[BEGIN]

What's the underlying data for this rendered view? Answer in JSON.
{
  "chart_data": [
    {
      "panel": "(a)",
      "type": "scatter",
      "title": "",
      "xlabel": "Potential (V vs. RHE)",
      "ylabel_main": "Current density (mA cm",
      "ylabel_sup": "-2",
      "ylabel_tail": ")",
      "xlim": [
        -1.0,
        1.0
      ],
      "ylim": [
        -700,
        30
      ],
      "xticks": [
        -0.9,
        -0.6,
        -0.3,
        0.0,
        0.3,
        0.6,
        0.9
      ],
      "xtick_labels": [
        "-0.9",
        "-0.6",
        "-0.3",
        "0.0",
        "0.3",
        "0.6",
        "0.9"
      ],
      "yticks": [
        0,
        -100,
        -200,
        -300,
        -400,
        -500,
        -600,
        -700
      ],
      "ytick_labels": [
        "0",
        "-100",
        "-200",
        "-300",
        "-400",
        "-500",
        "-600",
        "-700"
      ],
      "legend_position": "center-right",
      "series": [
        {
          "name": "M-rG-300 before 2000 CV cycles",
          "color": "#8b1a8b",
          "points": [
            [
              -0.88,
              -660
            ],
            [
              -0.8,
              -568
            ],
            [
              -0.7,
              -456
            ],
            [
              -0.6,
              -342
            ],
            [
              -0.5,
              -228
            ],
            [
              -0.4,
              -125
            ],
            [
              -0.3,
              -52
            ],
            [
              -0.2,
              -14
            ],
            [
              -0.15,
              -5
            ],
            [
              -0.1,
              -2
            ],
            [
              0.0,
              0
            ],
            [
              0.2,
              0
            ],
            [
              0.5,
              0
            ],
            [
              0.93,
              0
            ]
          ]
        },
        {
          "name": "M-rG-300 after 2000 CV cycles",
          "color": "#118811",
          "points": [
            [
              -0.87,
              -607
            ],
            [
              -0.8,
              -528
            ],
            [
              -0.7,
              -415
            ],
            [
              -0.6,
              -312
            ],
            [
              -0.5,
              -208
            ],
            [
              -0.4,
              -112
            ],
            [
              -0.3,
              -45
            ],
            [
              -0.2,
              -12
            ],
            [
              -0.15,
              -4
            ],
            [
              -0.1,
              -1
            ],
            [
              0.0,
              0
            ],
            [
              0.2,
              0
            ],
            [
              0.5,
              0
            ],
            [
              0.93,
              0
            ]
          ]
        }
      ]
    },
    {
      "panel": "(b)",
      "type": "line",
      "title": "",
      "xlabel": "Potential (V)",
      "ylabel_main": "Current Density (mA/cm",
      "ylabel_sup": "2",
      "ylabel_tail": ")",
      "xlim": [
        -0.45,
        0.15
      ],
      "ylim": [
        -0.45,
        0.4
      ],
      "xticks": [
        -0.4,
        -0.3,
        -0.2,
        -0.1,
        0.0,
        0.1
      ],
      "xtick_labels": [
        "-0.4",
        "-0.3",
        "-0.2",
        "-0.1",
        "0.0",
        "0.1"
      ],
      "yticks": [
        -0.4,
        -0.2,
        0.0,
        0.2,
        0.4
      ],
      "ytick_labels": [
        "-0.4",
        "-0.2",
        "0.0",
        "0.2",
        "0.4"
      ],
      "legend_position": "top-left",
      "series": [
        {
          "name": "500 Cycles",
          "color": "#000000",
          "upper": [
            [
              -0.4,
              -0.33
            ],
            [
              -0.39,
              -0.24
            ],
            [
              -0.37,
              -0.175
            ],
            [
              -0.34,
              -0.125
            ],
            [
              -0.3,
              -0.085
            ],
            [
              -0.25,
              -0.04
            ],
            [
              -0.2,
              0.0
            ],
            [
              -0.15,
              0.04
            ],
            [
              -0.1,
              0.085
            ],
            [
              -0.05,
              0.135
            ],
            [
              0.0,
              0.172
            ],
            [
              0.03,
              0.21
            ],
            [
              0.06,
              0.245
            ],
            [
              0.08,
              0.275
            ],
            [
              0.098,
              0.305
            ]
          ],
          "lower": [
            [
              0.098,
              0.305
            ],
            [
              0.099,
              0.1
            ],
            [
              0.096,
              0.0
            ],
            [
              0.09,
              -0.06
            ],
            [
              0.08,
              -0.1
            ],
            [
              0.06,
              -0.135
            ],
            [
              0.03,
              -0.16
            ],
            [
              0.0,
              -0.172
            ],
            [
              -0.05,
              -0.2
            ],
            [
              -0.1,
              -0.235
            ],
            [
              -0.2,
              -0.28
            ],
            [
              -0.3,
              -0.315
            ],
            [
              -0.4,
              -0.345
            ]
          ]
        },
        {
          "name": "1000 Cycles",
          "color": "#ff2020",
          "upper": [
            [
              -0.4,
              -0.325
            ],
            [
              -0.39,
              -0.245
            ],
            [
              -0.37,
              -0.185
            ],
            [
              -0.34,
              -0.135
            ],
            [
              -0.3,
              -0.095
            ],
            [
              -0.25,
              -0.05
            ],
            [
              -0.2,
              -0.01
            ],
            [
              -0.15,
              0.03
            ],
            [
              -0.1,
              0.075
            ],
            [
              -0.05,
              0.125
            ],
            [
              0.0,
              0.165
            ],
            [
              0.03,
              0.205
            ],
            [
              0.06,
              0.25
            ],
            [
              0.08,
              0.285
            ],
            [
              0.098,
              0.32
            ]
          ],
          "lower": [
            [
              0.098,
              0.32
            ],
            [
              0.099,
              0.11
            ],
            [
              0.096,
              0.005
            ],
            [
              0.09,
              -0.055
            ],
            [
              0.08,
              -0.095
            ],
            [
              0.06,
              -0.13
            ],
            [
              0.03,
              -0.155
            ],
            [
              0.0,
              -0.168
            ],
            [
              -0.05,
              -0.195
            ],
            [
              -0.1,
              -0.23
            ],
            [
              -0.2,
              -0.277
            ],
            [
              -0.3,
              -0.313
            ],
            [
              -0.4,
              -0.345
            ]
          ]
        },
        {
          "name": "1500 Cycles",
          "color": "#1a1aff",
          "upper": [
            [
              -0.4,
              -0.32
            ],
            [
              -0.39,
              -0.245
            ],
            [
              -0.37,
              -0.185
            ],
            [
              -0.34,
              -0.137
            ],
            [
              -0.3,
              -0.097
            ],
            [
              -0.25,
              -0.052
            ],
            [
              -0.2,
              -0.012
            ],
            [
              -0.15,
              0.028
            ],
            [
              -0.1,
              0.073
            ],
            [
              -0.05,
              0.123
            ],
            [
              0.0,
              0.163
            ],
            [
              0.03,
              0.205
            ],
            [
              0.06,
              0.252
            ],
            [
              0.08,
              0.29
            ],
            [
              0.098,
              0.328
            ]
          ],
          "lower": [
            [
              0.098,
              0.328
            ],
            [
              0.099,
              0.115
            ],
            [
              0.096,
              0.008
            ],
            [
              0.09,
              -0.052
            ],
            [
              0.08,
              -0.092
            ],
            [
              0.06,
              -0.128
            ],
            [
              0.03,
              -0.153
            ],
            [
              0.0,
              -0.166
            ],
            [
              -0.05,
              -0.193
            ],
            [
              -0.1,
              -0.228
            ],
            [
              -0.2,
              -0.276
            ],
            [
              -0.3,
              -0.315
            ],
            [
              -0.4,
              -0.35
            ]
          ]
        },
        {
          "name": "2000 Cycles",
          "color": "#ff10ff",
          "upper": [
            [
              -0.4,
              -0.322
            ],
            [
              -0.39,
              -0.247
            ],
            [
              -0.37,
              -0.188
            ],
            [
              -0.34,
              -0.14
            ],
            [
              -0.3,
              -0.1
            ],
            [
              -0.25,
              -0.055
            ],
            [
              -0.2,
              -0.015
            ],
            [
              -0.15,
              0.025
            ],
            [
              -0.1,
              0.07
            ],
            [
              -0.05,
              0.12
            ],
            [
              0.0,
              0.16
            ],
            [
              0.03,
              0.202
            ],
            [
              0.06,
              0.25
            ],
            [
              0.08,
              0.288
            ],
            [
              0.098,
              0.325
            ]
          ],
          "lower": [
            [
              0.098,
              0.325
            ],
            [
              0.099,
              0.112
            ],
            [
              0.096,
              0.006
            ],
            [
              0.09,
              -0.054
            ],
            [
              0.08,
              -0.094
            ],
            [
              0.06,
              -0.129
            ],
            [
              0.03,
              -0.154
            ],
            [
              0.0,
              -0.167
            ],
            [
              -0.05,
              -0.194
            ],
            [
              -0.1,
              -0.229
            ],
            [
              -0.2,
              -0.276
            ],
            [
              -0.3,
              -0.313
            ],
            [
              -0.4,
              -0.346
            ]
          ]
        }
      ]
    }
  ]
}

[END]

Look for "Potential" and pull out every line that has it.

      "xlabel": "Potential (V vs. RHE)",
      "xlabel": "Potential (V)",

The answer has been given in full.